--- BEGIN Extract provided ---

Yesterday data showed sales of existing homes falling for a third month in February and the number of properties for sale hitting a two-year high. Actual house sales were running at their lowest level in eight month at an annualized five million sales.

Inventories rocket

Oversupply is still choking the US housing market, and it is getting worse not better. The number of homes on the market jumped 9.5 per cent, increasing the time it would take to sell all properties at the current pace up to 8.6 months from 7.8 months at the end of January. House prices fell 1.8 per cent to $165,100 from $168,200 a year ago.

Existing home sales comprise 90 per cent of sales activity in the US housing market so these figures are particularly significant.

The expectation in these circumstances is that price falls will continue and inventories continue to rise. Besides over the next two years some three to four million mortgage resets threaten a new wave of foreclosures, increasing the oversupply of property still more.

This was the story that Wall Street did not want to hear yesterday and it was largely brushed over by TV commentators as more ‘boring’ housing data. That was perhaps a defining moment in the annals of superficial television commentary.

--- END Extract provided ---
--- BEGIN Entries supplied ---

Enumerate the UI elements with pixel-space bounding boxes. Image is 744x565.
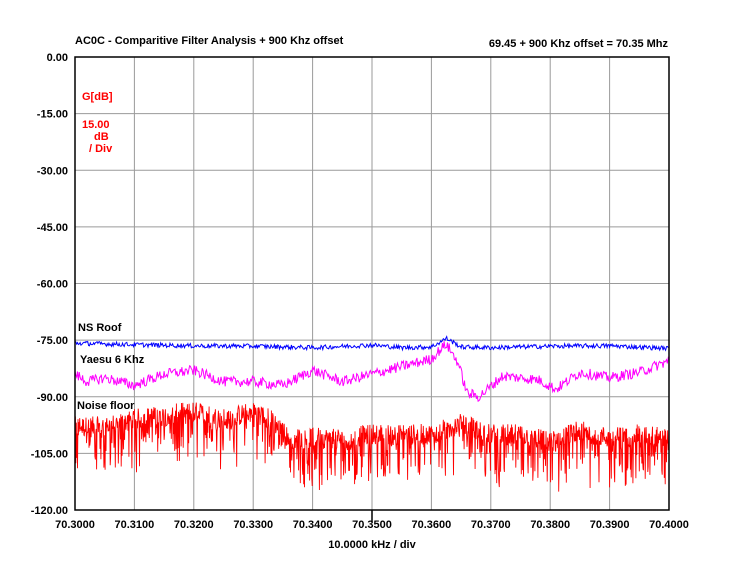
legend-yaesu: Yaesu 6 Khz [80, 354, 145, 366]
x-axis-label: 10.0000 kHz / div [328, 539, 416, 551]
trace-ns-roof [74, 335, 669, 352]
x-axis-ticks: 70.3000 70.3100 70.3200 70.3300 70.3400 70.35… [55, 519, 689, 531]
x-tick-label: 70.4000 [649, 519, 689, 531]
trace-noise-floor [74, 402, 670, 492]
y-axis-ticks: 0.00 -15.00 -30.00 -45.00 -60.00 -75.00 -90.00… [31, 52, 68, 517]
scale-unit: G[dB] [82, 91, 113, 103]
y-tick-label: -15.00 [37, 109, 68, 121]
frequency-info: 69.45 + 900 Khz offset = 70.35 Mhz [489, 38, 669, 50]
x-tick-label: 70.3600 [412, 519, 452, 531]
y-tick-label: -90.00 [37, 392, 68, 404]
x-tick-label: 70.3500 [352, 519, 392, 531]
x-tick-label: 70.3900 [590, 519, 630, 531]
x-tick-label: 70.3000 [55, 519, 95, 531]
x-tick-label: 70.3400 [293, 519, 333, 531]
scale-per-div-suffix: / Div [89, 143, 113, 155]
y-tick-label: -120.00 [31, 505, 68, 517]
trace-yaesu-6khz [74, 341, 670, 403]
x-tick-label: 70.3200 [174, 519, 214, 531]
y-tick-label: -105.00 [31, 448, 68, 460]
x-tick-label: 70.3800 [530, 519, 570, 531]
scale-per-div-unit: dB [94, 131, 109, 143]
y-tick-label: -45.00 [37, 222, 68, 234]
scale-per-div-value: 15.00 [82, 119, 110, 131]
legend-ns-roof: NS Roof [78, 322, 122, 334]
x-tick-label: 70.3300 [233, 519, 273, 531]
y-tick-label: 0.00 [47, 52, 68, 64]
y-tick-label: -30.00 [37, 165, 68, 177]
y-tick-label: -75.00 [37, 335, 68, 347]
legend-noise-floor: Noise floor [77, 400, 135, 412]
series-group [74, 335, 670, 492]
x-tick-label: 70.3700 [471, 519, 511, 531]
chart-title: AC0C - Comparitive Filter Analysis + 900… [75, 35, 344, 47]
x-tick-label: 70.3100 [115, 519, 155, 531]
y-tick-label: -60.00 [37, 279, 68, 291]
legend-noise-floor-bg [76, 398, 134, 411]
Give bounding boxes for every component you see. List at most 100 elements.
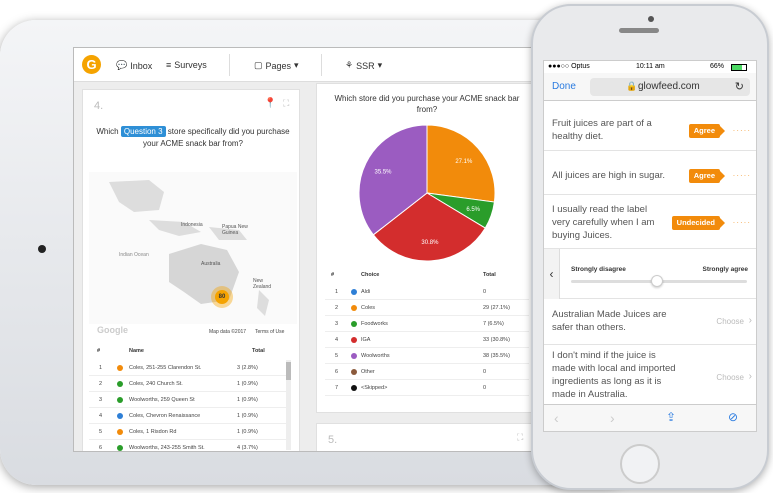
table-row[interactable]: 4 IGA 33 (30.8%) <box>325 332 529 348</box>
nav-inbox-label: Inbox <box>130 60 153 71</box>
scrollbar[interactable] <box>286 360 291 450</box>
table-row[interactable]: 2 Coles, 240 Church St. 1 (0.9%) <box>89 376 289 392</box>
map-label-nz: New Zealand <box>253 278 272 290</box>
slider-row: ‹ Strongly disagree Strongly agree <box>544 249 756 299</box>
slider-thumb[interactable] <box>651 275 663 287</box>
row-total: 3 (2.8%) <box>237 365 258 371</box>
map-data-credit: Map data ©2017 <box>209 329 247 335</box>
share-icon[interactable]: ⇪ <box>666 410 677 424</box>
answer-tag[interactable]: Agree <box>688 124 726 138</box>
row-total: 33 (30.8%) <box>483 337 510 343</box>
col-header-num[interactable]: # <box>331 272 335 278</box>
expand-icon[interactable]: ⛶ <box>283 98 290 108</box>
pages-icon: ▢ <box>254 60 263 70</box>
chevron-left-icon[interactable]: ‹ <box>544 249 560 299</box>
nav-ssr[interactable]: ⚘ SSR ▾ <box>345 60 382 71</box>
map-label-australia: Australia <box>201 261 221 267</box>
survey-item[interactable]: Fruit juices are part of a healthy diet.… <box>544 101 756 151</box>
pie-slice-iga[interactable] <box>372 192 486 262</box>
pie-slice-coles[interactable] <box>426 124 496 203</box>
survey-item[interactable]: All juices are high in sugar. Agree ····… <box>544 151 756 195</box>
row-label: Other <box>361 369 375 375</box>
map-terms-link[interactable]: Terms of Use <box>255 329 285 335</box>
table-row[interactable]: 1 Coles, 251-255 Clarendon St. 3 (2.8%) <box>89 360 289 376</box>
question-text: Which Question 3 store specifically did … <box>95 126 291 150</box>
col-header-total[interactable]: Total <box>483 272 496 278</box>
map-label-png: Papua New Guinea <box>222 224 248 236</box>
carrier-label: ●●●○○ Optus <box>548 63 590 70</box>
phone-speaker <box>619 28 659 33</box>
answer-tag[interactable]: Undecided <box>671 216 726 230</box>
survey-item[interactable]: Australian Made Juices are safer than ot… <box>544 299 756 345</box>
survey-item[interactable]: I don't mind if the juice is made with l… <box>544 345 756 404</box>
phone-home-button[interactable] <box>620 444 660 484</box>
answer-tag[interactable]: Agree <box>688 169 726 183</box>
table-row[interactable]: 2 Coles 29 (27.1%) <box>325 300 529 316</box>
choices-table: # Choice Total 1 Aldi 0 2 Coles 29 (27.1%) 3 Fo… <box>325 268 529 398</box>
location-pin-icon[interactable]: 📍 <box>264 98 277 109</box>
reload-icon[interactable]: ↻ <box>734 81 744 93</box>
map-view[interactable]: Indonesia Papua New Guinea Indian Ocean … <box>89 172 297 324</box>
color-dot <box>117 381 123 387</box>
col-header-choice[interactable]: Choice <box>361 272 380 278</box>
color-dot <box>117 413 123 419</box>
row-number: 5 <box>335 353 339 359</box>
table-row[interactable]: 3 Woolworths, 259 Queen St 1 (0.9%) <box>89 392 289 408</box>
rating-dots: ····· <box>732 126 751 135</box>
choose-button[interactable]: Choose <box>716 317 744 326</box>
question-badge[interactable]: Question 3 <box>120 126 166 137</box>
color-dot <box>351 289 357 295</box>
inbox-icon: 💬 <box>116 60 128 70</box>
survey-item[interactable]: I usually read the label very carefully … <box>544 195 756 249</box>
table-row[interactable]: 5 Woolworths 38 (35.5%) <box>325 348 529 364</box>
forward-icon[interactable]: › <box>610 410 615 426</box>
url-field[interactable]: 🔒 glowfeed.com ↻ <box>590 78 750 96</box>
battery-icon <box>731 64 747 71</box>
nav-inbox[interactable]: 💬 Inbox <box>116 60 152 71</box>
row-number: 4 <box>99 413 103 419</box>
col-header-name[interactable]: Name <box>129 348 144 354</box>
color-dot <box>351 337 357 343</box>
row-label: Woolworths, 259 Queen St <box>129 397 195 403</box>
compass-icon[interactable]: ⊘ <box>728 410 739 424</box>
scrollbar-thumb[interactable] <box>286 362 291 380</box>
table-row[interactable]: 1 Aldi 0 <box>325 284 529 300</box>
row-total: 0 <box>483 385 487 391</box>
back-icon[interactable]: ‹ <box>554 410 559 426</box>
expand-icon[interactable]: ⛶ <box>517 432 524 442</box>
ssr-icon: ⚘ <box>345 60 354 70</box>
row-label: Woolworths, 243-255 Smith St. <box>129 445 205 451</box>
chevron-right-icon: › <box>748 371 752 382</box>
row-number: 7 <box>335 385 339 391</box>
table-row[interactable]: 4 Coles, Chevron Renaissance 1 (0.9%) <box>89 408 289 424</box>
row-total: 29 (27.1%) <box>483 305 510 311</box>
map-cluster-marker[interactable]: 80 <box>215 290 229 304</box>
table-row[interactable]: 5 Coles, 1 Risdon Rd 1 (0.9%) <box>89 424 289 440</box>
app-logo[interactable]: G <box>82 55 101 74</box>
table-row[interactable]: 3 Foodworks 7 (6.5%) <box>325 316 529 332</box>
google-logo: Google <box>97 325 128 335</box>
top-nav-bar: G 💬 Inbox ≡ Surveys ▢ Pages ▾ ⚘ SSR ▾ <box>74 48 542 82</box>
lock-icon: 🔒 <box>626 81 638 91</box>
done-button[interactable]: Done <box>552 81 576 92</box>
pie-slice-woolworths[interactable] <box>358 124 428 236</box>
table-row[interactable]: 6 Other 0 <box>325 364 529 380</box>
color-dot <box>351 321 357 327</box>
row-label: Coles, 1 Risdon Rd <box>129 429 177 435</box>
row-number: 3 <box>99 397 103 403</box>
col-header-num[interactable]: # <box>97 348 101 354</box>
pie-chart-title: Which store did you purchase your ACME s… <box>334 94 520 114</box>
rating-dots: ····· <box>732 171 751 180</box>
nav-pages[interactable]: ▢ Pages ▾ <box>254 60 299 71</box>
table-row[interactable]: 7 <Skipped> 0 <box>325 380 529 396</box>
nav-surveys[interactable]: ≡ Surveys <box>166 60 207 70</box>
surveys-icon: ≡ <box>166 60 172 70</box>
choose-button[interactable]: Choose <box>716 373 744 382</box>
color-dot <box>351 353 357 359</box>
rating-dots: ····· <box>732 218 751 227</box>
color-dot <box>351 305 357 311</box>
table-row[interactable]: 6 Woolworths, 243-255 Smith St. 4 (3.7%) <box>89 440 289 451</box>
row-label: Coles <box>361 305 376 311</box>
row-total: 0 <box>483 369 487 375</box>
col-header-total[interactable]: Total <box>252 348 265 354</box>
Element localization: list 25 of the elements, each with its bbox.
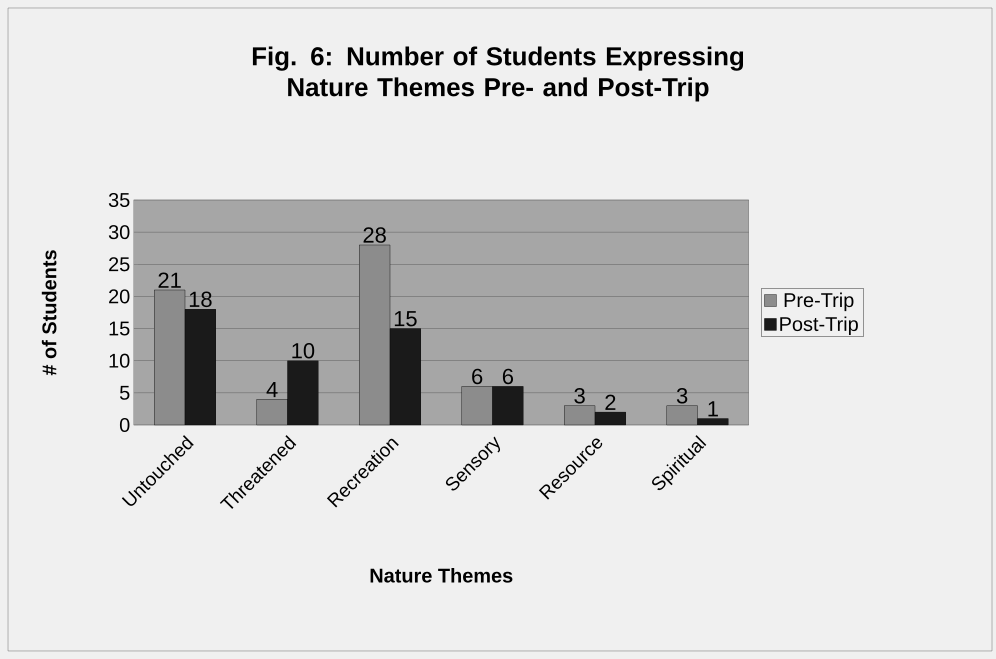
data-label: 28 (364, 227, 386, 243)
data-label: 6 (502, 368, 514, 384)
y-tick-label: 5 (120, 386, 130, 400)
y-axis-title: # of Students (42, 250, 56, 376)
data-label: 6 (472, 368, 482, 384)
data-label: 18 (190, 292, 212, 308)
data-label: 3 (574, 388, 585, 404)
data-label: 3 (676, 388, 688, 404)
data-label: 4 (266, 382, 278, 398)
legend-label: Post-Trip (780, 316, 858, 336)
y-tick-label: 20 (109, 289, 130, 304)
data-label: 15 (394, 311, 417, 326)
y-tick-label: 35 (108, 192, 130, 208)
y-tick-label: 25 (109, 257, 130, 272)
y-tick-label: 10 (110, 354, 130, 368)
data-label: 1 (708, 401, 718, 416)
data-label: 21 (158, 272, 181, 288)
y-tick-label: 15 (110, 322, 130, 336)
data-label: 2 (605, 394, 616, 410)
legend-label: Pre-Trip (784, 292, 854, 312)
y-tick-label: 30 (108, 225, 130, 240)
x-axis-title: Nature Themes (370, 568, 512, 583)
chart-title: Fig. 6: Number of Students Expressing Nature Themes Pre- and Post-Trip (252, 46, 744, 102)
data-label: 10 (292, 342, 314, 359)
y-tick-label: 0 (120, 418, 130, 432)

--- END Entries supplied ---

* **Directions**:
1) In the housing market text, what level did house prices fall to?
2) Please pull out everything from "Oversupply is still" down to "are particularly significant." in the housing market text, word for word.
The material above is separate from the housing market text.

* **Responses for each task**:
1) $165,100, down from $168,200 a year earlier.

2)
Oversupply is still choking the US housing market, and it is getting worse not better. The number of homes on the market jumped 9.5 per cent, increasing the time it would take to sell all properties at the current pace up to 8.6 months from 7.8 months at the end of January. House prices fell 1.8 per cent to $165,100 from $168,200 a year ago.

Existing home sales comprise 90 per cent of sales activity in the US housing market so these figures are particularly significant.